Set exercise
Wherever a line in the data below holds "Suction", copy that line.

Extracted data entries
════

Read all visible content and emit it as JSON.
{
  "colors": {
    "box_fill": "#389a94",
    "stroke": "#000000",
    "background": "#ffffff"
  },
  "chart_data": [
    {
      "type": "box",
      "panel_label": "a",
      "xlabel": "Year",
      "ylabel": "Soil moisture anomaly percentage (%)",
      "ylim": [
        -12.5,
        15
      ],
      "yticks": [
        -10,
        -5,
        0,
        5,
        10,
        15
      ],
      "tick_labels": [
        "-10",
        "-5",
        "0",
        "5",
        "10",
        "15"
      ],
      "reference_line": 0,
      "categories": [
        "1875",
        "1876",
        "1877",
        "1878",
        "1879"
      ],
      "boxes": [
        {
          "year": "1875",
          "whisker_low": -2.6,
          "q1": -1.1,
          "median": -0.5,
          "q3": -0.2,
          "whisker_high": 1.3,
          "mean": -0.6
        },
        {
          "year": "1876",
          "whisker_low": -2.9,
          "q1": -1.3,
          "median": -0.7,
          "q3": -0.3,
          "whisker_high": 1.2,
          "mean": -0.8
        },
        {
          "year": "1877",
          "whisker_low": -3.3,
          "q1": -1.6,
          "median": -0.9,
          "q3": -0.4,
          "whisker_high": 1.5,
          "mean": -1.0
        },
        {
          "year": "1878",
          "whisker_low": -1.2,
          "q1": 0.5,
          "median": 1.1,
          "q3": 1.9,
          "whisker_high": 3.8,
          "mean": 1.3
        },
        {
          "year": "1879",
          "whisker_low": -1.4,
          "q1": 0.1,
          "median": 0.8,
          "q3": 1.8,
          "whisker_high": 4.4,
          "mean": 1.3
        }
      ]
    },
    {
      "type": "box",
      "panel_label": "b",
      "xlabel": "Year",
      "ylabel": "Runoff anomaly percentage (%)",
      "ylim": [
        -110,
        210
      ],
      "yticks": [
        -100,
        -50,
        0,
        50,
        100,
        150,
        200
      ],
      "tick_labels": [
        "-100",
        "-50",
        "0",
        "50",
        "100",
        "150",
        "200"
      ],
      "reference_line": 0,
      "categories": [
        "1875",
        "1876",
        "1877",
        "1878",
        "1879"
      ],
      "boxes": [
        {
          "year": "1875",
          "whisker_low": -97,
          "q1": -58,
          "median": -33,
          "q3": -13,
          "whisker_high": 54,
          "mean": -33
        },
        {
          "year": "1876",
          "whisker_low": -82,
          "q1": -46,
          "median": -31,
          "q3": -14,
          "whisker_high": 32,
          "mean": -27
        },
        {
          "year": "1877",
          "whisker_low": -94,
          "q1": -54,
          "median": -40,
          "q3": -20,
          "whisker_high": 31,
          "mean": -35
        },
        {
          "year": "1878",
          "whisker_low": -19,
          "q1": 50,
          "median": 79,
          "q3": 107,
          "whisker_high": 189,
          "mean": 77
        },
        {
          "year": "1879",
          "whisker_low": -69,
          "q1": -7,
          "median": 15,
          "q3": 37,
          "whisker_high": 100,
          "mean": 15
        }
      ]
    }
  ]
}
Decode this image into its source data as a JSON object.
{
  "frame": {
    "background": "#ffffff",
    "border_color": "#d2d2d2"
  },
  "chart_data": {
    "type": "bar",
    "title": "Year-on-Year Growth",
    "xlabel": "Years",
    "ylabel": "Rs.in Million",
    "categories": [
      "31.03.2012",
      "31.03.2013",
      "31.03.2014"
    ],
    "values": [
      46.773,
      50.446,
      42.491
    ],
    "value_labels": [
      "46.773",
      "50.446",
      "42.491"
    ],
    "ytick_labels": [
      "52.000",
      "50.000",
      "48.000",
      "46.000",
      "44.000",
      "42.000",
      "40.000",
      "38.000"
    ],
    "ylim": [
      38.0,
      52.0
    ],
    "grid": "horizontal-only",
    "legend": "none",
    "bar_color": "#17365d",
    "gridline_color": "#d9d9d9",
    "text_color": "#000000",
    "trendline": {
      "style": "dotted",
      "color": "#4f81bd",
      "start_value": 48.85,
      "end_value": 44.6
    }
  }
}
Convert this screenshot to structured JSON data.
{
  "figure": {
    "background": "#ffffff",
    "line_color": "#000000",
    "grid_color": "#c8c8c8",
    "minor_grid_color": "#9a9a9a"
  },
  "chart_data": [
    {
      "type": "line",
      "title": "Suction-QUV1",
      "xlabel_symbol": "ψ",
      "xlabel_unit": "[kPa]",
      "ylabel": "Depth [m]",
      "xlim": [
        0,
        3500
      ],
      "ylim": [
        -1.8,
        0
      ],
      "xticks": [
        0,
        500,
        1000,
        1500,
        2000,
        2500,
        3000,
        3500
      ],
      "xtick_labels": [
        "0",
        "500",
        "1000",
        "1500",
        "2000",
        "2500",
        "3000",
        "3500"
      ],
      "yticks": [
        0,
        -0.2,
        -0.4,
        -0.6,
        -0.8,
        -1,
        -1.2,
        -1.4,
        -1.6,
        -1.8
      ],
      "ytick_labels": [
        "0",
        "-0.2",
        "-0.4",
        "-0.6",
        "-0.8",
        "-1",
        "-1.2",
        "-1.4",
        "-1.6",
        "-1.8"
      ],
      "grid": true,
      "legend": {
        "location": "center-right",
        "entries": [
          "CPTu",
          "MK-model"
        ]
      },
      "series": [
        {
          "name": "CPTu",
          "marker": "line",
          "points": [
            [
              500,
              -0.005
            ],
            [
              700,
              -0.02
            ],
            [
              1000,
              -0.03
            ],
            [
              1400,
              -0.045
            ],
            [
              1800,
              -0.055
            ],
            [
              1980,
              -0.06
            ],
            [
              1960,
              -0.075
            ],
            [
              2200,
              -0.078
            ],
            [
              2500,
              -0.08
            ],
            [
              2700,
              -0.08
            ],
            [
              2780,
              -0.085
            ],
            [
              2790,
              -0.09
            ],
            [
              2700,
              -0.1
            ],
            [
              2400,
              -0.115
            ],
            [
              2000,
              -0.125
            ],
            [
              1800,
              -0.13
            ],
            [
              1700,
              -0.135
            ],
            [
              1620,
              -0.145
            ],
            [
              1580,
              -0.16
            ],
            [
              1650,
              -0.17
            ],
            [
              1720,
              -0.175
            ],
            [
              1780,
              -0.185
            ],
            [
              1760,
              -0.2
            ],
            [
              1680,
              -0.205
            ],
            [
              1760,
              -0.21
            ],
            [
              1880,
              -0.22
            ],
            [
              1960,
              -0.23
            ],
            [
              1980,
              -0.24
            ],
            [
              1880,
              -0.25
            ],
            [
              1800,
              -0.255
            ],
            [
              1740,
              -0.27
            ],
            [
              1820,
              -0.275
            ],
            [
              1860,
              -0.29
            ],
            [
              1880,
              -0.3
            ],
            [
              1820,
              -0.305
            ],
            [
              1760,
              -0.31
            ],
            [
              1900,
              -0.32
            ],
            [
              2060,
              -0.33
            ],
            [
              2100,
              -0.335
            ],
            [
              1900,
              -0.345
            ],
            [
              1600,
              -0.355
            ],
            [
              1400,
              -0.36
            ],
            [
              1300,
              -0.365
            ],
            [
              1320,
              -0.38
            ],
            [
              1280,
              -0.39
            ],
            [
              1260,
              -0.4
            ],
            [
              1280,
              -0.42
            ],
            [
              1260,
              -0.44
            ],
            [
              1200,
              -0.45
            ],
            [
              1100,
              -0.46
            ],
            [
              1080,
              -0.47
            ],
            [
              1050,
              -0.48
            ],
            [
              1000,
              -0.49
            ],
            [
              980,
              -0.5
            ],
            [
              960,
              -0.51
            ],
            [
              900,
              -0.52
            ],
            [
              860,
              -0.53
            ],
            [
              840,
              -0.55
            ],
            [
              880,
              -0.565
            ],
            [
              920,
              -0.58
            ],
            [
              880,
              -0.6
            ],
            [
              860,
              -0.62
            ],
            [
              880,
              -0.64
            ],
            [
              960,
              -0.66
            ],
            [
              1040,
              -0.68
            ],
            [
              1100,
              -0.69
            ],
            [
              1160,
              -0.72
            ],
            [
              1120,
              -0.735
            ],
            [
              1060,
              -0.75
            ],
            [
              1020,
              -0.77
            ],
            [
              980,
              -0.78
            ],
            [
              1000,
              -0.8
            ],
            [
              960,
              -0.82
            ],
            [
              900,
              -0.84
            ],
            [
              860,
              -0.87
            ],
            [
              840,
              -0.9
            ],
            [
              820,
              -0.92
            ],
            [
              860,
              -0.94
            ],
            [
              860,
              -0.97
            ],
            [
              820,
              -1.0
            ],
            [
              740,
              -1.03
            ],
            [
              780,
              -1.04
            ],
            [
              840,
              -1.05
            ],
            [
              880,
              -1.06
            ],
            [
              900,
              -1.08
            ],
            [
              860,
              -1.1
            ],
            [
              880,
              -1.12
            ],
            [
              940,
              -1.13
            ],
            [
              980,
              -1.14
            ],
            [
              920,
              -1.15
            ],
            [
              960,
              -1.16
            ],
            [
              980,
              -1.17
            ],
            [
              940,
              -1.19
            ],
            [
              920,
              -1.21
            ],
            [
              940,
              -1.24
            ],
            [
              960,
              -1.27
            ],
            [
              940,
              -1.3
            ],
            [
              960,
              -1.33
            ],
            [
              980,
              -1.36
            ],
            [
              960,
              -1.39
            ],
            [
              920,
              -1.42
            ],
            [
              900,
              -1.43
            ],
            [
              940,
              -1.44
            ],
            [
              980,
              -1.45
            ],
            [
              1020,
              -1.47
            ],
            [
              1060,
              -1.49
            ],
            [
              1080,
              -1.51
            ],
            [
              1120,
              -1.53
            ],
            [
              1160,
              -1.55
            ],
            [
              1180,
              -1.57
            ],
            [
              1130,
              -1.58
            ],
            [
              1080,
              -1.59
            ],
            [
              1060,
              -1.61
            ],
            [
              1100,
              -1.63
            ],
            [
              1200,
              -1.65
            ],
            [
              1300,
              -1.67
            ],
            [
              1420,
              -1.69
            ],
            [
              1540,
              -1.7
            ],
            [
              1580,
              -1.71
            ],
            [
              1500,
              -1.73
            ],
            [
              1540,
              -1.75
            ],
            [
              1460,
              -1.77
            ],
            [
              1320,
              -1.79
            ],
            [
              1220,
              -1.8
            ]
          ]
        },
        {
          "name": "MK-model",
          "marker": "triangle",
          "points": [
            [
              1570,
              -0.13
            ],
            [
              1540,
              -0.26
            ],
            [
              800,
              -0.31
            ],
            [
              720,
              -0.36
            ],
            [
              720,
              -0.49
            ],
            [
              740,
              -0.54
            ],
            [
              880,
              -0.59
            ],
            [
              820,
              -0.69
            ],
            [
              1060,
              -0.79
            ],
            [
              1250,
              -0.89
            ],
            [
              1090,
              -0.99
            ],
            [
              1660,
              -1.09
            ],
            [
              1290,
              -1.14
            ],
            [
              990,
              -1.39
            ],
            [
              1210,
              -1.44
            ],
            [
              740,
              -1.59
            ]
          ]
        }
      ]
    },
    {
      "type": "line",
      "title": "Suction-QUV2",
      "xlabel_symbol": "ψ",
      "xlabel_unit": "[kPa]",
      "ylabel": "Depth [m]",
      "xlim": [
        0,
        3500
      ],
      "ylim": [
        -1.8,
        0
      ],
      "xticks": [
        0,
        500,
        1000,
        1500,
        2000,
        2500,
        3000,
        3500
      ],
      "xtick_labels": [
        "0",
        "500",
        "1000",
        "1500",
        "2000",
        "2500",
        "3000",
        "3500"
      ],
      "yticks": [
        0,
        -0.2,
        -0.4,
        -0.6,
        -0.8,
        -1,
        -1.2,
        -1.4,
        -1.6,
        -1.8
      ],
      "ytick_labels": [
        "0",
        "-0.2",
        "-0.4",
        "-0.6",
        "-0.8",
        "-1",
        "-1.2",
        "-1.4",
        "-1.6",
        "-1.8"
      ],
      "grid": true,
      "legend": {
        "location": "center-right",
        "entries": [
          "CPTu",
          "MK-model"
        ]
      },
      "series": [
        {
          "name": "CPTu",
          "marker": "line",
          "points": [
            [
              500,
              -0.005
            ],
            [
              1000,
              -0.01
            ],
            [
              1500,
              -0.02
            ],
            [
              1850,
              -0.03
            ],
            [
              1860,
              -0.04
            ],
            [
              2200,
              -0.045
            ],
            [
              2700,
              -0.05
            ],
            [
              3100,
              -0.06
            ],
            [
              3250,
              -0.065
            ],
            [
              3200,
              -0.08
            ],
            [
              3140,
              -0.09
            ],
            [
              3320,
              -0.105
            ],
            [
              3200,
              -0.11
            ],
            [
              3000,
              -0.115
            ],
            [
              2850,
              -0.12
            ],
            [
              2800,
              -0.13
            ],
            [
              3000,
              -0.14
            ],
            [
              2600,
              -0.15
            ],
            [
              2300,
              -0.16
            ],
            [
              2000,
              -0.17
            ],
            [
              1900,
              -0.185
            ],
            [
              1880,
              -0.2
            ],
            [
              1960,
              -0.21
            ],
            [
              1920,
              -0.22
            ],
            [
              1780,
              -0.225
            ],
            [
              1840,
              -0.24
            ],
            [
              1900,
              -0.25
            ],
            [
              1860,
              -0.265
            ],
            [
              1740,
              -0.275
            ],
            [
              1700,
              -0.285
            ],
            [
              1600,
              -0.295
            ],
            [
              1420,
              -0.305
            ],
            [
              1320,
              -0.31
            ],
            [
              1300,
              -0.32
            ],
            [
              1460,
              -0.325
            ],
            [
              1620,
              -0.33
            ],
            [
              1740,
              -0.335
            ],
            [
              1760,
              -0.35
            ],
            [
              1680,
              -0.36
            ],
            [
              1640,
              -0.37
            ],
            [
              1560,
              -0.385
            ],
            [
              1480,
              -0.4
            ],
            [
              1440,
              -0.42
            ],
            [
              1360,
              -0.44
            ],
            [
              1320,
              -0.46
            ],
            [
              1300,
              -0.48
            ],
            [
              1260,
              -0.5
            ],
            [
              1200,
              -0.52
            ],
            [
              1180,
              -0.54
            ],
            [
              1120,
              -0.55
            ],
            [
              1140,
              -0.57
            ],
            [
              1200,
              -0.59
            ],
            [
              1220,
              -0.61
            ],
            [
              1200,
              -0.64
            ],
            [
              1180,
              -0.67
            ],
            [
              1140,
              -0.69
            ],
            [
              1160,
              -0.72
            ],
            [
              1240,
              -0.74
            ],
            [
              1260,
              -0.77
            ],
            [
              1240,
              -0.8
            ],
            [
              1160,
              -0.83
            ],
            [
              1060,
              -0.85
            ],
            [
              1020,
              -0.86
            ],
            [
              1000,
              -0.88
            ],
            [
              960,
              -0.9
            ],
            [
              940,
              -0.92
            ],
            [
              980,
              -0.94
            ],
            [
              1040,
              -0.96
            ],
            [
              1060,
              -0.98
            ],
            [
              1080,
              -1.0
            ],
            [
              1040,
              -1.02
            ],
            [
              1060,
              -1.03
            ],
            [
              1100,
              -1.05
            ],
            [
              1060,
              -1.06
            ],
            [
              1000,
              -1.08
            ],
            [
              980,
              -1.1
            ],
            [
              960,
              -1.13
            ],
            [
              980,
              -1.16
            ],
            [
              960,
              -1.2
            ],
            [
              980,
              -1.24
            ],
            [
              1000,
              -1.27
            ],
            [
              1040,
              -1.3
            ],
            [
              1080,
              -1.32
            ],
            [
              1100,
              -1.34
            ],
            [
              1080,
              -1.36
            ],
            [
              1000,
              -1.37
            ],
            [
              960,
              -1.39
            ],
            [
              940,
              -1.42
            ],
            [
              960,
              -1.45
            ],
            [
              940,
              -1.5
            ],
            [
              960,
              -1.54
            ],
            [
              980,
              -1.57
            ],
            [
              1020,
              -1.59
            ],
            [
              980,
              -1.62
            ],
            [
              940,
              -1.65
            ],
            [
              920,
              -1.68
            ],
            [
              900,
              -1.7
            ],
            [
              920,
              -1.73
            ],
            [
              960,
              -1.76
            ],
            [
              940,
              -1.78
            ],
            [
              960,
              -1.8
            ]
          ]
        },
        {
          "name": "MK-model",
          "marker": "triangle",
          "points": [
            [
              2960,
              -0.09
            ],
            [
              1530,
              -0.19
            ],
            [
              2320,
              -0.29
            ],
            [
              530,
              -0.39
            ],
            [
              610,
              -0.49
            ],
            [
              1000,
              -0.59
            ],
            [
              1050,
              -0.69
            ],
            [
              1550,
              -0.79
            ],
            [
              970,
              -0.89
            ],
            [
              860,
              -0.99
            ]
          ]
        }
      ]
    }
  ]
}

════

Task response
      "title": "Suction-QUV1",
      "title": "Suction-QUV2",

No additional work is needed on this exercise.